Extracted data

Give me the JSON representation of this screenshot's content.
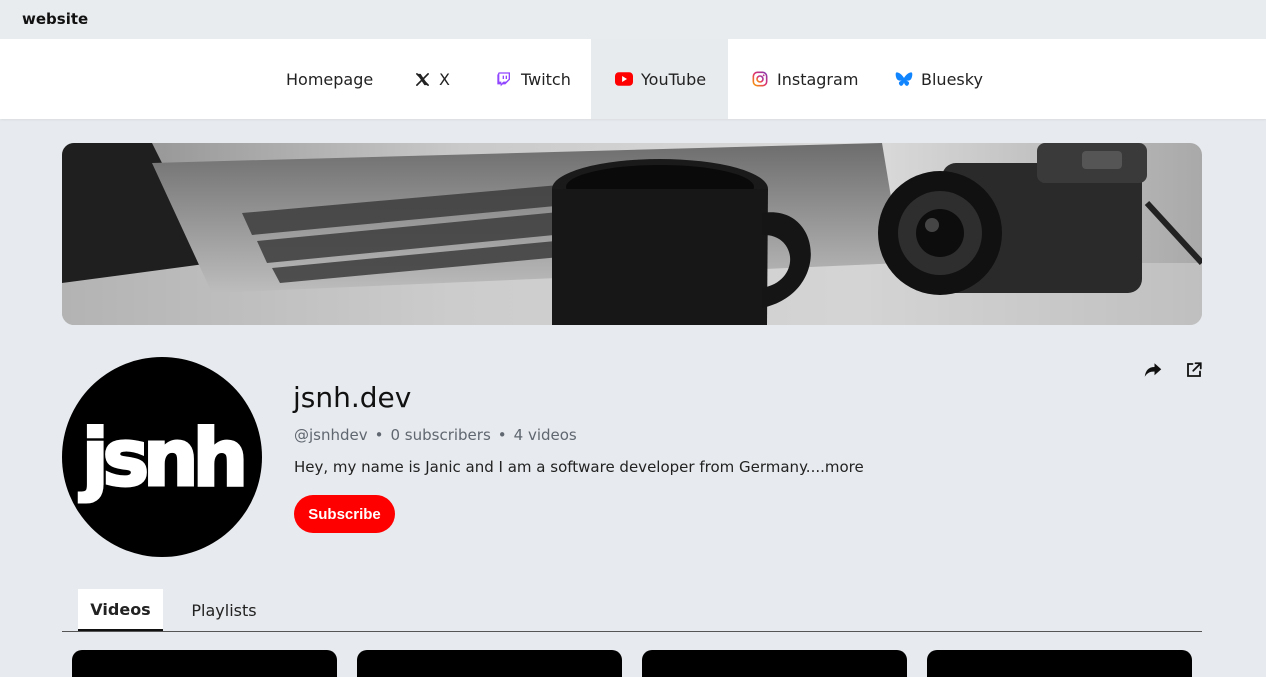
{
  "topbar": {
    "brand": "website"
  },
  "nav": {
    "items": [
      {
        "label": "Homepage",
        "icon": ""
      },
      {
        "label": "X",
        "icon": "x-logo-icon"
      },
      {
        "label": "Twitch",
        "icon": "twitch-icon"
      },
      {
        "label": "YouTube",
        "icon": "youtube-icon",
        "active": true
      },
      {
        "label": "Instagram",
        "icon": "instagram-icon"
      },
      {
        "label": "Bluesky",
        "icon": "bluesky-icon"
      }
    ]
  },
  "channel": {
    "avatar_text": "jsnh",
    "name": "jsnh.dev",
    "handle": "@jsnhdev",
    "subscribers": "0 subscribers",
    "videos": "4 videos",
    "description": "Hey, my name is Janic and I am a software developer from Germany.",
    "more": "...more",
    "subscribe_label": "Subscribe"
  },
  "tabs": [
    {
      "label": "Videos",
      "active": true
    },
    {
      "label": "Playlists"
    }
  ],
  "colors": {
    "accent": "#ff0000",
    "background": "#e7eaee",
    "nav_bg": "#ffffff"
  }
}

What is being asked
Leave out the pictures and reproduce the rest of the listing exactly.

Completed exercise
Give me the JSON representation of this screenshot's content.
{
  "topbar": {
    "brand": "website"
  },
  "nav": {
    "items": [
      {
        "label": "Homepage",
        "icon": ""
      },
      {
        "label": "X",
        "icon": "x-logo-icon"
      },
      {
        "label": "Twitch",
        "icon": "twitch-icon"
      },
      {
        "label": "YouTube",
        "icon": "youtube-icon",
        "active": true
      },
      {
        "label": "Instagram",
        "icon": "instagram-icon"
      },
      {
        "label": "Bluesky",
        "icon": "bluesky-icon"
      }
    ]
  },
  "channel": {
    "avatar_text": "jsnh",
    "name": "jsnh.dev",
    "handle": "@jsnhdev",
    "subscribers": "0 subscribers",
    "videos": "4 videos",
    "description": "Hey, my name is Janic and I am a software developer from Germany.",
    "more": "...more",
    "subscribe_label": "Subscribe"
  },
  "tabs": [
    {
      "label": "Videos",
      "active": true
    },
    {
      "label": "Playlists"
    }
  ],
  "colors": {
    "accent": "#ff0000",
    "background": "#e7eaee",
    "nav_bg": "#ffffff"
  }
}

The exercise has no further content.